>> START The records

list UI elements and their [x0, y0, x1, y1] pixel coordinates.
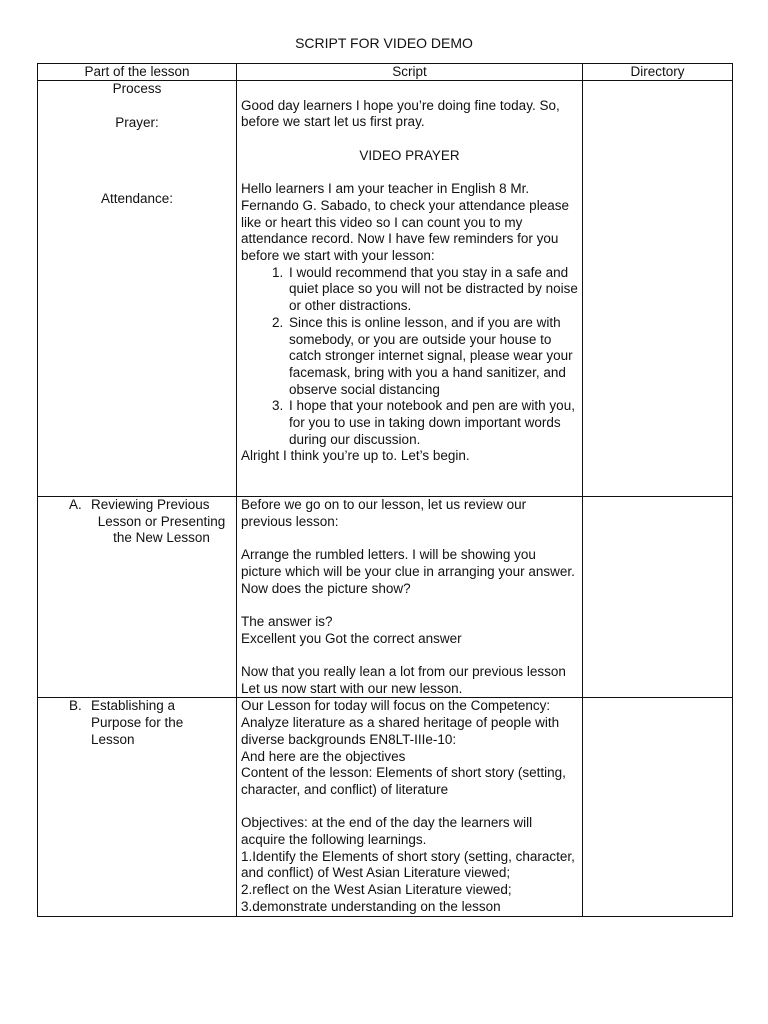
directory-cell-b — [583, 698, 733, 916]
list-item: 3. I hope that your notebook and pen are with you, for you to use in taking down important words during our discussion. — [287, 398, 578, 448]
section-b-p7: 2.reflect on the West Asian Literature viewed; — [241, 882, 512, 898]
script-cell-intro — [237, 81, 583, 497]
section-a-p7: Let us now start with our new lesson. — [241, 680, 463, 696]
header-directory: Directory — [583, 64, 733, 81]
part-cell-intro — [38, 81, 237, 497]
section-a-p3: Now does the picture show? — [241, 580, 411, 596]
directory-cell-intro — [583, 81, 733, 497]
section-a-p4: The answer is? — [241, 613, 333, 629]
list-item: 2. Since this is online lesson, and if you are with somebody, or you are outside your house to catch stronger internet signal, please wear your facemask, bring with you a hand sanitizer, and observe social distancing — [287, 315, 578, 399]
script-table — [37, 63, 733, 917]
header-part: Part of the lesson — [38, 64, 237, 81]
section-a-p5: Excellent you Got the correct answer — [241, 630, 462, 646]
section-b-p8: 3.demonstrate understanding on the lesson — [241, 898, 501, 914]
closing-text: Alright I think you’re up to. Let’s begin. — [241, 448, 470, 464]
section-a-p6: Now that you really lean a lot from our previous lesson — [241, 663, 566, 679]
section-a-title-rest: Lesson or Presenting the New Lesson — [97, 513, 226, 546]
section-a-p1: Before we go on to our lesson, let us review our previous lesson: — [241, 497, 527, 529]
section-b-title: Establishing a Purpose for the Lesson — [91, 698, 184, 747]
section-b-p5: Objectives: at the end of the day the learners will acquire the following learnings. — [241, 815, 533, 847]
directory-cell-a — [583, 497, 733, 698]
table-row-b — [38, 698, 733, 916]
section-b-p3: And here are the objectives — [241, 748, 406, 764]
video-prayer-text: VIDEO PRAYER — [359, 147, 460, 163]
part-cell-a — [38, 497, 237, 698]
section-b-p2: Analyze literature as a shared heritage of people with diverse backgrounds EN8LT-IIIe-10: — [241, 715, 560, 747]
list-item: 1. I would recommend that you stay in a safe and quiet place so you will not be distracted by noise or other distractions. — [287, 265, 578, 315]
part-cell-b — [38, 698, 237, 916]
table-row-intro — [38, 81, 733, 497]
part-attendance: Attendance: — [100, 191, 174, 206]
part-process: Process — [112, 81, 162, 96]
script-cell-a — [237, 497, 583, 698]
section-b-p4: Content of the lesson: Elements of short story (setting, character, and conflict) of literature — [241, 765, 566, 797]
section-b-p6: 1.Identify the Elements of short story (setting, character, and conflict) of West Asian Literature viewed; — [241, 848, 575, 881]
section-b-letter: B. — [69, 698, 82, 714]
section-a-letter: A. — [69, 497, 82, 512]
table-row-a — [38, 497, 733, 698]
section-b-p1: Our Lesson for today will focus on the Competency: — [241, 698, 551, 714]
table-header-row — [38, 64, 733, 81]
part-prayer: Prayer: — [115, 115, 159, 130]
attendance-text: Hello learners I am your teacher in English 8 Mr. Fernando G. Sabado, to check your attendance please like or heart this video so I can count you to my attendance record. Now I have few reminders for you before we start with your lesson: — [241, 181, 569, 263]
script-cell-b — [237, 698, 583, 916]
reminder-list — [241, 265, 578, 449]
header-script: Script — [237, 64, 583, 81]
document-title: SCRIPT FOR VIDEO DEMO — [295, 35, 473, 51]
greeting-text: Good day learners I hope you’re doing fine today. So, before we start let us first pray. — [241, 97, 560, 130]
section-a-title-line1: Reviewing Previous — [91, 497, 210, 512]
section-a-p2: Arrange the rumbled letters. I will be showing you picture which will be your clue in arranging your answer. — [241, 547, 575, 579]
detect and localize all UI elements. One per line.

>> END The records
>> START The records

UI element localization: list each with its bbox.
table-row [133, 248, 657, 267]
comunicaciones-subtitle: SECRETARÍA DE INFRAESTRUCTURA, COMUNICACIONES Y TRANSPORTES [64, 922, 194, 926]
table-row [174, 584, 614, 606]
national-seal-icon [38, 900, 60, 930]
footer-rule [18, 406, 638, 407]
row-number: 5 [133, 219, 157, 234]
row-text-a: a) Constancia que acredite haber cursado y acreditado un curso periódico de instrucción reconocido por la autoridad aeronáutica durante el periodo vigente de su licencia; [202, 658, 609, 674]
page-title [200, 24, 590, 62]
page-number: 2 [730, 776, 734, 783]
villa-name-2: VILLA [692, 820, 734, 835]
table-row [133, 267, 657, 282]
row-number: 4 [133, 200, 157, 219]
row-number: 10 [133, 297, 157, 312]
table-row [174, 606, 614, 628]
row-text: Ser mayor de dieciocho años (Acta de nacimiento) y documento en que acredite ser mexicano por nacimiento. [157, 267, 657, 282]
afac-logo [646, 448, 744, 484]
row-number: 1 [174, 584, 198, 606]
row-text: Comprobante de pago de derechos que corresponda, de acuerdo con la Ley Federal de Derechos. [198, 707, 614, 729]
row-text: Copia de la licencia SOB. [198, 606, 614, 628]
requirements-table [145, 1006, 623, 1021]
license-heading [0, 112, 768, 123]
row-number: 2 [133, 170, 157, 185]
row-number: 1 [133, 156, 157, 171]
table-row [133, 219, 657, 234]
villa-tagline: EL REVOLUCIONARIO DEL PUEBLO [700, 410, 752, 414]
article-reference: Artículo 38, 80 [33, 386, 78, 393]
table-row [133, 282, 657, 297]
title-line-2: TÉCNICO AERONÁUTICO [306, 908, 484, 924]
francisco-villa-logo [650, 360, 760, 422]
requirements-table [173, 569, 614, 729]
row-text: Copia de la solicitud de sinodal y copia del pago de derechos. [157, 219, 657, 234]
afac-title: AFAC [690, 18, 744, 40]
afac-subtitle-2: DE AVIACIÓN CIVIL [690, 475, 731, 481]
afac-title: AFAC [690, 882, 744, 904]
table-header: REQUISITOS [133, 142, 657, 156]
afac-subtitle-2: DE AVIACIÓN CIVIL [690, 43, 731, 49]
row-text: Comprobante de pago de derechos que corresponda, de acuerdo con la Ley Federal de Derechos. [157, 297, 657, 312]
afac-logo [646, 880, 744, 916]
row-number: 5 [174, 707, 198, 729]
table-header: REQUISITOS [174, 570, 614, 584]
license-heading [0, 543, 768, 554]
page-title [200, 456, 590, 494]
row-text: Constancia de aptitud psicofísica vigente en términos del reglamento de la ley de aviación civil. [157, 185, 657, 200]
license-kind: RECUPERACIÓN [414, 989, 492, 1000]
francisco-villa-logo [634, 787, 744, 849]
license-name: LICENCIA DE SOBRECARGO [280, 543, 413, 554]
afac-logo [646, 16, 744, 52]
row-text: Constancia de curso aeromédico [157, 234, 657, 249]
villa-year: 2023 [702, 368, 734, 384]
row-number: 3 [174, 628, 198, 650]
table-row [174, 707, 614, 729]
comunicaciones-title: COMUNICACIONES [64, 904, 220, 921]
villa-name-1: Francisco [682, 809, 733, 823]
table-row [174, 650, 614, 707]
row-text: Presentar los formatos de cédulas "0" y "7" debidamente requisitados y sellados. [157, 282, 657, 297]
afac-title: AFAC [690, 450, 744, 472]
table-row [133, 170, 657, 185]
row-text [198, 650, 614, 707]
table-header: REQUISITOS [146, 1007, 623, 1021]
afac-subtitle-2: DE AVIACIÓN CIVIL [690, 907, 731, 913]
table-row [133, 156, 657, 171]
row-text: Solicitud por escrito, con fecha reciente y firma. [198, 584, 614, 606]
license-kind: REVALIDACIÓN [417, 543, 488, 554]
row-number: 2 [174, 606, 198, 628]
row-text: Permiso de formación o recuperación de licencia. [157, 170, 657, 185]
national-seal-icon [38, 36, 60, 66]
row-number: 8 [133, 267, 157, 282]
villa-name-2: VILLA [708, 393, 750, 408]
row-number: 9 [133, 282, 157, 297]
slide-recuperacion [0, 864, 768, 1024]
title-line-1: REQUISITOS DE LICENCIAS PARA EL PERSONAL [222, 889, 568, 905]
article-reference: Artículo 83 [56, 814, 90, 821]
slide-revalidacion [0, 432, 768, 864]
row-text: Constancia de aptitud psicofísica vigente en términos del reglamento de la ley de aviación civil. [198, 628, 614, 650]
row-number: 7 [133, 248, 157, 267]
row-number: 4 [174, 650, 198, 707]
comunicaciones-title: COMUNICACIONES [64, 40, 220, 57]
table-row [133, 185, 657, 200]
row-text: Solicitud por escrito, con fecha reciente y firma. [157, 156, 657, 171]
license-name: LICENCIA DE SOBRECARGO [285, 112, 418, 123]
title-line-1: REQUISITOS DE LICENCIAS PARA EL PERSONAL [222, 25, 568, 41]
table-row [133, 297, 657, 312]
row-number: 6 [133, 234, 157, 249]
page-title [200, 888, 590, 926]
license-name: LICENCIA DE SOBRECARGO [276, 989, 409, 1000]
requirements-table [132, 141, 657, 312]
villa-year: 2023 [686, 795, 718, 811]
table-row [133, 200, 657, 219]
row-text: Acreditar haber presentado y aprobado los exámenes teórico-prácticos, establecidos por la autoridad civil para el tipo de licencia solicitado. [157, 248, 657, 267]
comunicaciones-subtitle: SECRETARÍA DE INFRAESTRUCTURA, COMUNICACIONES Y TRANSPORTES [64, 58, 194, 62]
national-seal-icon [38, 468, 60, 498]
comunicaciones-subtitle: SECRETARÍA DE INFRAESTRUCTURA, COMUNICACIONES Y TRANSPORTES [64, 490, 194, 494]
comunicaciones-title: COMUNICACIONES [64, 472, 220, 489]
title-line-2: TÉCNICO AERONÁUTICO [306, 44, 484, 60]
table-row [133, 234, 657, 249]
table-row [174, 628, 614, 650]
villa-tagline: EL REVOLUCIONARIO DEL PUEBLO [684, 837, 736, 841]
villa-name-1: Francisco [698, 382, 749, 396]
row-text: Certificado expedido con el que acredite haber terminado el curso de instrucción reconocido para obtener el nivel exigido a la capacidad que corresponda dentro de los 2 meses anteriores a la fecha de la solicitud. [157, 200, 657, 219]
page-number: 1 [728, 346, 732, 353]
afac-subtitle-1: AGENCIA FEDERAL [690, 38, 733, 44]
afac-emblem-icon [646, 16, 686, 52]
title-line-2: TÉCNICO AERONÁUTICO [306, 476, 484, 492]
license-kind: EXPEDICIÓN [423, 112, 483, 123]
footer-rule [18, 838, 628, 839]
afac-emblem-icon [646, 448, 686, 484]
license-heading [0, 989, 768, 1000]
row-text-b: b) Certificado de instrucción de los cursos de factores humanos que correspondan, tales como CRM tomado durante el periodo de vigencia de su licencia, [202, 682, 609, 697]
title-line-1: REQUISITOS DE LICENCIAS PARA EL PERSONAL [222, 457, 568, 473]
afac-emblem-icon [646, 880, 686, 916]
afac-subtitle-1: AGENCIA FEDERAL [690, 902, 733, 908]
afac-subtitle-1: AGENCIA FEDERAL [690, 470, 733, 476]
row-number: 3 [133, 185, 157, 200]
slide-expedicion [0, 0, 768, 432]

>> END The records

Problem to solve — Retype the entries exactly, from the line containing "UI element localization: list" up to and including the line containing "row-number: 10 [133, 297, 157, 312]".

Answer in full —
UI element localization: list each with its bbox.
table-row [133, 248, 657, 267]
comunicaciones-subtitle: SECRETARÍA DE INFRAESTRUCTURA, COMUNICACIONES Y TRANSPORTES [64, 922, 194, 926]
table-row [174, 584, 614, 606]
national-seal-icon [38, 900, 60, 930]
footer-rule [18, 406, 638, 407]
row-number: 5 [133, 219, 157, 234]
row-text-a: a) Constancia que acredite haber cursado y acreditado un curso periódico de instrucción reconocido por la autoridad aeronáutica durante el periodo vigente de su licencia; [202, 658, 609, 674]
page-title [200, 24, 590, 62]
page-number: 2 [730, 776, 734, 783]
villa-name-2: VILLA [692, 820, 734, 835]
table-row [133, 267, 657, 282]
row-number: 4 [133, 200, 157, 219]
row-number: 10 [133, 297, 157, 312]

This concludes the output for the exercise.